** WHAT THE EXERCISE ASKS **
Copy the material below line for line, changing no character.

** RECORD LIST **
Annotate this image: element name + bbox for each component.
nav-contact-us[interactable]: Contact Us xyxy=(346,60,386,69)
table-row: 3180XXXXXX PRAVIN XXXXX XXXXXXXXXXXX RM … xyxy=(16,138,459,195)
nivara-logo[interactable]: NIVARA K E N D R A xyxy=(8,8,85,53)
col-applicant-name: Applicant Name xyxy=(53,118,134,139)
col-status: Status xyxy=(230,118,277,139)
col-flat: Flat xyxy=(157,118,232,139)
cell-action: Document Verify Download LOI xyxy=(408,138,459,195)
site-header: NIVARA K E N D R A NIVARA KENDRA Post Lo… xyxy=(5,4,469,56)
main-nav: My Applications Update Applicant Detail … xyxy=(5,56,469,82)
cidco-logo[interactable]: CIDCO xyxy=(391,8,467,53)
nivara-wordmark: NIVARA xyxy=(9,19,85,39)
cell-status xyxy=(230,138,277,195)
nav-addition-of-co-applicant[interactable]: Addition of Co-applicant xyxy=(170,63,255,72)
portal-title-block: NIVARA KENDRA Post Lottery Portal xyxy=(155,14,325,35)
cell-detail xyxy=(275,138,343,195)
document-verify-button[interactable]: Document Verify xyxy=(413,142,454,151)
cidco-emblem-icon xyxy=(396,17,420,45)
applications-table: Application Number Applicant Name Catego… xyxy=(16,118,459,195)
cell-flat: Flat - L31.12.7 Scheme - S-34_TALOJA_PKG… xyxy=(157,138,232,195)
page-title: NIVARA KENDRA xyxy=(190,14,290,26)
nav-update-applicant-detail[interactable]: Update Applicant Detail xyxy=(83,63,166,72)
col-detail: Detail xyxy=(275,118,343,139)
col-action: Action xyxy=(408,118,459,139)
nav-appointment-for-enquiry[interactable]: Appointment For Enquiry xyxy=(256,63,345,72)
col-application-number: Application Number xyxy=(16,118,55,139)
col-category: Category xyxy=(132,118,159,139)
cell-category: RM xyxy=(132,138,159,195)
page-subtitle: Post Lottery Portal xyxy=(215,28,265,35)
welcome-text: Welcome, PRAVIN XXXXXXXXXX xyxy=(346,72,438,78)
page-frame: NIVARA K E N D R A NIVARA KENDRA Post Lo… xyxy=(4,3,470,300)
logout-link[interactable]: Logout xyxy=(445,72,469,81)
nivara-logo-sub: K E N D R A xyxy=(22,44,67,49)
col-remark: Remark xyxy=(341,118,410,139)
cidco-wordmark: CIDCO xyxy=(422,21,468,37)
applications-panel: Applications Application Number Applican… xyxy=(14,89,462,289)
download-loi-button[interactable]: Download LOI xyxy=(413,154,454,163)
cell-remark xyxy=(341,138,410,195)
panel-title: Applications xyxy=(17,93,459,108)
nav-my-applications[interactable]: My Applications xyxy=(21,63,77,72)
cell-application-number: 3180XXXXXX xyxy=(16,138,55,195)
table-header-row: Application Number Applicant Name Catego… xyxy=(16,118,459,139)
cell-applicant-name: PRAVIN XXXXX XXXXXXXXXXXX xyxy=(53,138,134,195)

** CORRECT RESULT **
Annotate this image: element name + bbox for each component.
nav-contact-us[interactable]: Contact Us xyxy=(346,60,386,69)
table-row: 3180XXXXXX PRAVIN XXXXX XXXXXXXXXXXX RM … xyxy=(16,138,459,195)
nivara-logo[interactable]: NIVARA K E N D R A xyxy=(8,8,85,53)
col-applicant-name: Applicant Name xyxy=(53,118,134,139)
col-status: Status xyxy=(230,118,277,139)
col-flat: Flat xyxy=(157,118,232,139)
cell-action: Document Verify Download LOI xyxy=(408,138,459,195)
site-header: NIVARA K E N D R A NIVARA KENDRA Post Lo… xyxy=(5,4,469,56)
main-nav: My Applications Update Applicant Detail … xyxy=(5,56,469,82)
cidco-logo[interactable]: CIDCO xyxy=(391,8,467,53)
nivara-wordmark: NIVARA xyxy=(9,19,85,39)
cell-status xyxy=(230,138,277,195)
nav-addition-of-co-applicant[interactable]: Addition of Co-applicant xyxy=(170,63,255,72)
portal-title-block: NIVARA KENDRA Post Lottery Portal xyxy=(155,14,325,35)
cell-detail xyxy=(275,138,343,195)
document-verify-button[interactable]: Document Verify xyxy=(413,142,454,151)
cidco-emblem-icon xyxy=(396,17,420,45)
applications-table: Application Number Applicant Name Catego… xyxy=(16,118,459,195)
cell-flat: Flat - L31.12.7 Scheme - S-34_TALOJA_PKG… xyxy=(157,138,232,195)
page-title: NIVARA KENDRA xyxy=(190,14,290,26)
nav-update-applicant-detail[interactable]: Update Applicant Detail xyxy=(83,63,166,72)
col-detail: Detail xyxy=(275,118,343,139)
col-action: Action xyxy=(408,118,459,139)
nav-appointment-for-enquiry[interactable]: Appointment For Enquiry xyxy=(256,63,345,72)
col-application-number: Application Number xyxy=(16,118,55,139)
col-category: Category xyxy=(132,118,159,139)
cell-category: RM xyxy=(132,138,159,195)
page-subtitle: Post Lottery Portal xyxy=(215,28,265,35)
welcome-text: Welcome, PRAVIN XXXXXXXXXX xyxy=(346,72,438,78)
page-frame: NIVARA K E N D R A NIVARA KENDRA Post Lo… xyxy=(4,3,470,300)
logout-link[interactable]: Logout xyxy=(445,72,469,81)
nivara-logo-sub: K E N D R A xyxy=(22,44,67,49)
col-remark: Remark xyxy=(341,118,410,139)
cidco-wordmark: CIDCO xyxy=(422,21,468,37)
applications-panel: Applications Application Number Applican… xyxy=(14,89,462,289)
download-loi-button[interactable]: Download LOI xyxy=(413,154,454,163)
cell-remark xyxy=(341,138,410,195)
panel-title: Applications xyxy=(17,93,459,108)
nav-my-applications[interactable]: My Applications xyxy=(21,63,77,72)
cell-application-number: 3180XXXXXX xyxy=(16,138,55,195)
table-header-row: Application Number Applicant Name Catego… xyxy=(16,118,459,139)
cell-applicant-name: PRAVIN XXXXX XXXXXXXXXXXX xyxy=(53,138,134,195)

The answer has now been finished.